>> BEGIN
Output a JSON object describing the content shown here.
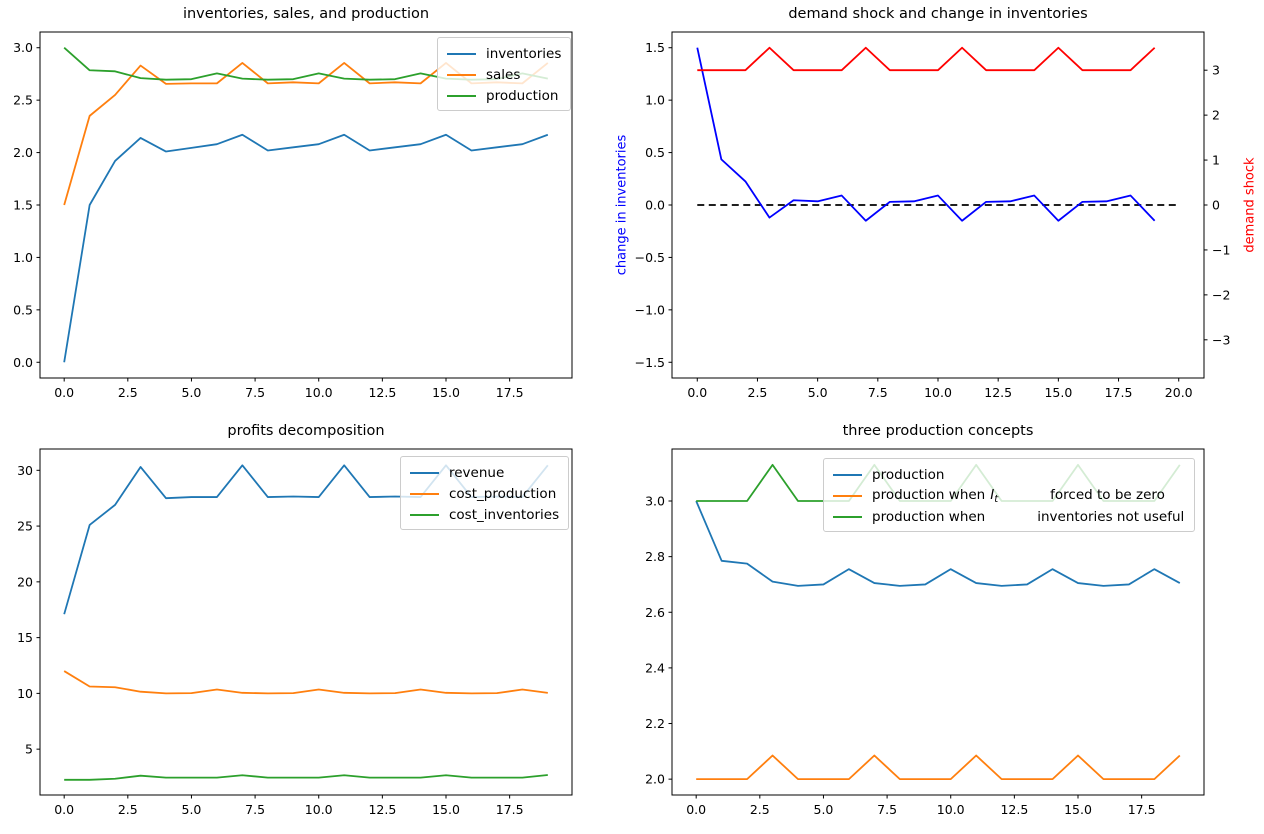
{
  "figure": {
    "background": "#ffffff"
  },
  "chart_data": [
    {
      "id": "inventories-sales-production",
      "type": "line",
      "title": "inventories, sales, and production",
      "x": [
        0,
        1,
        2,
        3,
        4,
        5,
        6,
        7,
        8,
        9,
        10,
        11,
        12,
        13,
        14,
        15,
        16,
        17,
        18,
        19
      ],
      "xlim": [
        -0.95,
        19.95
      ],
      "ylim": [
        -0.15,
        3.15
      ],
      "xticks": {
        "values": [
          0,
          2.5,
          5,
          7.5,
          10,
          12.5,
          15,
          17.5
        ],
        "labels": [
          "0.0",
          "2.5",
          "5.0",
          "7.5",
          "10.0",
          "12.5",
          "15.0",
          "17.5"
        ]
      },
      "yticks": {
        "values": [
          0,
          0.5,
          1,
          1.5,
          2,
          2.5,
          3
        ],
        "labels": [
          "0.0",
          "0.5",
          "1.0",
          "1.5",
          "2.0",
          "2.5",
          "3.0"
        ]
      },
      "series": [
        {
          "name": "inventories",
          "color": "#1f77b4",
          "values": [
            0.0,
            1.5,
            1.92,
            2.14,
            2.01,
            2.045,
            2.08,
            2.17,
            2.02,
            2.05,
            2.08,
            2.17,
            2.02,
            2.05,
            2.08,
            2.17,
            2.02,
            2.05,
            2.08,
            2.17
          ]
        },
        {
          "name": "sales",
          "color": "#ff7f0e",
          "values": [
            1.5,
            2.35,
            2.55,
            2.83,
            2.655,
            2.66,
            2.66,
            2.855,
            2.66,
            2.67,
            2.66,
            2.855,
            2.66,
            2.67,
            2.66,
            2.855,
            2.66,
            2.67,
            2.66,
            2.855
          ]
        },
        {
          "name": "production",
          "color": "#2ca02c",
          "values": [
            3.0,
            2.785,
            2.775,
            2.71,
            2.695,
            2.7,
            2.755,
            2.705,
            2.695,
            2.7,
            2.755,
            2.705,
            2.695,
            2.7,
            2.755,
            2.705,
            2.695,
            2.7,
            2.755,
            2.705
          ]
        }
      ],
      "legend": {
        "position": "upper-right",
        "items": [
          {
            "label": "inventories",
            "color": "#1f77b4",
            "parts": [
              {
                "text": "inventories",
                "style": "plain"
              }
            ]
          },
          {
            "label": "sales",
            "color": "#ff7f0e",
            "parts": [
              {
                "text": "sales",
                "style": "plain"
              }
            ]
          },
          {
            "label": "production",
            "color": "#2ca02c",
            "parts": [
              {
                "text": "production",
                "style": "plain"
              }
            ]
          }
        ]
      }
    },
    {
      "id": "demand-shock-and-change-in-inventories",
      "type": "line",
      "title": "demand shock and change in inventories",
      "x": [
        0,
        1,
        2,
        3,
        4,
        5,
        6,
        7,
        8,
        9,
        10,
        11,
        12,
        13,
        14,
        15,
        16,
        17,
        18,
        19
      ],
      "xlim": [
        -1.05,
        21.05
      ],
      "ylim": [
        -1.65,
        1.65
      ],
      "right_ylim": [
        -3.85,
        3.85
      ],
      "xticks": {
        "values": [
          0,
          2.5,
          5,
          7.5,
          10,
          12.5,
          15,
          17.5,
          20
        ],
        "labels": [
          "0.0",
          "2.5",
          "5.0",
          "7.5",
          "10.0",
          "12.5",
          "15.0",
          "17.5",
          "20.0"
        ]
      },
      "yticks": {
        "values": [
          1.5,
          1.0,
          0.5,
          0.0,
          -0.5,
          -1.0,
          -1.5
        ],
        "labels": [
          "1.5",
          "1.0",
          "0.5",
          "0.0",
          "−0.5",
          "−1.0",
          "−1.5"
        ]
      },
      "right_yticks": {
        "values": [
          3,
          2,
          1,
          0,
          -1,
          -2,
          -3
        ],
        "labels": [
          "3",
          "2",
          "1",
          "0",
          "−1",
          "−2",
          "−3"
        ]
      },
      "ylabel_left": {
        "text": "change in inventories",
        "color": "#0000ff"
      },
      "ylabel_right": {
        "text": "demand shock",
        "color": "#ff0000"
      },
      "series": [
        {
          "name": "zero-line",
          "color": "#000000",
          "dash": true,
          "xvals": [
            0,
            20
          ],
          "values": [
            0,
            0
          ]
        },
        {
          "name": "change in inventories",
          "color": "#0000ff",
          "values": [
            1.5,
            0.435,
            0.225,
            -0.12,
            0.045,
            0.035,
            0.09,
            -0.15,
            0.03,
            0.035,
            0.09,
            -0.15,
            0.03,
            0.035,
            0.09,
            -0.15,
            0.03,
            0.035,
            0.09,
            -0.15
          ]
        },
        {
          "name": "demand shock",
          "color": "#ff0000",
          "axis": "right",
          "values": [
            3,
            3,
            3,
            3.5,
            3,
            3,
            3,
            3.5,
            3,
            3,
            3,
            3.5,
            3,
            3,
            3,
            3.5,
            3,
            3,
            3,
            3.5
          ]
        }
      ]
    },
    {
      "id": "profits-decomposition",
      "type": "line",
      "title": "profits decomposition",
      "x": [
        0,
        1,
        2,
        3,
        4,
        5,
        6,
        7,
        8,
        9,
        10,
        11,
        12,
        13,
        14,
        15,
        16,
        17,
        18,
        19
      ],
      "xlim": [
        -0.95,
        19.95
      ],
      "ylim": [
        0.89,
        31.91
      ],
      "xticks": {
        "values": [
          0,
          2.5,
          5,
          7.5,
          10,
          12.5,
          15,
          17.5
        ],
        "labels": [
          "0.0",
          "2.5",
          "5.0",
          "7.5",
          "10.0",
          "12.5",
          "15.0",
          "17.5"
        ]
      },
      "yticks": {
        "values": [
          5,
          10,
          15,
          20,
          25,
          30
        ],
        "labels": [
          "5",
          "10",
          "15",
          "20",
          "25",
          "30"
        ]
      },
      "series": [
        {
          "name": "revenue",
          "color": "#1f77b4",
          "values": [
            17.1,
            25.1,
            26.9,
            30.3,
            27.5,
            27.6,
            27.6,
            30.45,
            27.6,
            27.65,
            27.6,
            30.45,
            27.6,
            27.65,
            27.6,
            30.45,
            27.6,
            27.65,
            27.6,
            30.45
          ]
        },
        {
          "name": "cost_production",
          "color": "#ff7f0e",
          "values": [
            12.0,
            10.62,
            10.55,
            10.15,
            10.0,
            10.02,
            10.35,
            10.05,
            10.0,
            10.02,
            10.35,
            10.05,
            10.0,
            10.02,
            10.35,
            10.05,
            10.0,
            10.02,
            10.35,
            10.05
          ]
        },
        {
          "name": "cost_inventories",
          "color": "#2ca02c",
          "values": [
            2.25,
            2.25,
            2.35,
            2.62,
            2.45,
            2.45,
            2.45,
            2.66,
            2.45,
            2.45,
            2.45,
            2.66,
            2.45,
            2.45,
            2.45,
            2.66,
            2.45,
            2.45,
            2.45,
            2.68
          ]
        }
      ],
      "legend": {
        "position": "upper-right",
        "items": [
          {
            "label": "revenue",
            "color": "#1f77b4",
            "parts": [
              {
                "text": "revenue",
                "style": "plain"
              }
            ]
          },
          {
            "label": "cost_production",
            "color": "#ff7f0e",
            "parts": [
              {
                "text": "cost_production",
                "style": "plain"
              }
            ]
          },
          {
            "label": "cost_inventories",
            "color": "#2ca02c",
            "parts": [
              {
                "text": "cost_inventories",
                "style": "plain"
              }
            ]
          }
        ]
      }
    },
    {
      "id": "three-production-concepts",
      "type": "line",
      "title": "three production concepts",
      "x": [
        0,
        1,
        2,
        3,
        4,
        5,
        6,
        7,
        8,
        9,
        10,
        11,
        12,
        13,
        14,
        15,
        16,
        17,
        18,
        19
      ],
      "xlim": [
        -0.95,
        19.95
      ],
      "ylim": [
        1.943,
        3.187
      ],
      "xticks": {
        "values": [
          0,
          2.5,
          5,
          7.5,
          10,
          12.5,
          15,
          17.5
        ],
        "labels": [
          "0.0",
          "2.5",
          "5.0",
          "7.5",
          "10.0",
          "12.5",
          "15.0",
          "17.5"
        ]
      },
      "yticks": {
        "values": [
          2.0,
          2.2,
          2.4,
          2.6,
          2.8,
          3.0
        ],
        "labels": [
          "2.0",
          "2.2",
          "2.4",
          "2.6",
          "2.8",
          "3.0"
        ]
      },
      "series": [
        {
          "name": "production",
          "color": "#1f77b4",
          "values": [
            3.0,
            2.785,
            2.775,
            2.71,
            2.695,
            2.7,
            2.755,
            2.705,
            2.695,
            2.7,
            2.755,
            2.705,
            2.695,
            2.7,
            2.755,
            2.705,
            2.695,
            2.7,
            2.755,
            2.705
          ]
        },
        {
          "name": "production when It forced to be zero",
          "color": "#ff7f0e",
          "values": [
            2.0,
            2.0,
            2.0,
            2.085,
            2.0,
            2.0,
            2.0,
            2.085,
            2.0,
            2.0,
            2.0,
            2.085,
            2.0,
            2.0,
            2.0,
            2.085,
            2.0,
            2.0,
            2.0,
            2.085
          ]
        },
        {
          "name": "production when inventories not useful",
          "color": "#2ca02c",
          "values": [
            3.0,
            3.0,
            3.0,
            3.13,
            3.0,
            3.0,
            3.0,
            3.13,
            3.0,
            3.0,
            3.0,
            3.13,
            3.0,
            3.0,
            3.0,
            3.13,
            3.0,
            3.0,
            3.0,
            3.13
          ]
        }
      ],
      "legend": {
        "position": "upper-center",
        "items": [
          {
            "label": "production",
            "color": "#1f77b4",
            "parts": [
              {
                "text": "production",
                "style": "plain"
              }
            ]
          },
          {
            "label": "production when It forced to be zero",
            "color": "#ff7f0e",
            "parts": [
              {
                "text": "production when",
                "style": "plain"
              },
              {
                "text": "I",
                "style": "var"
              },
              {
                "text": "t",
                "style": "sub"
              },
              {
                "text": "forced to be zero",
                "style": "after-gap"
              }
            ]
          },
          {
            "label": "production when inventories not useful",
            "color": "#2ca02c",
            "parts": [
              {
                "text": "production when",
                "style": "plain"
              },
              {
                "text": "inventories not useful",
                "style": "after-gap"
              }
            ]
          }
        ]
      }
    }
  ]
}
>> END
Copy each line from the data above that includes "revenue".

Correct response =>
          "name": "revenue",
            "label": "revenue",
                "text": "revenue",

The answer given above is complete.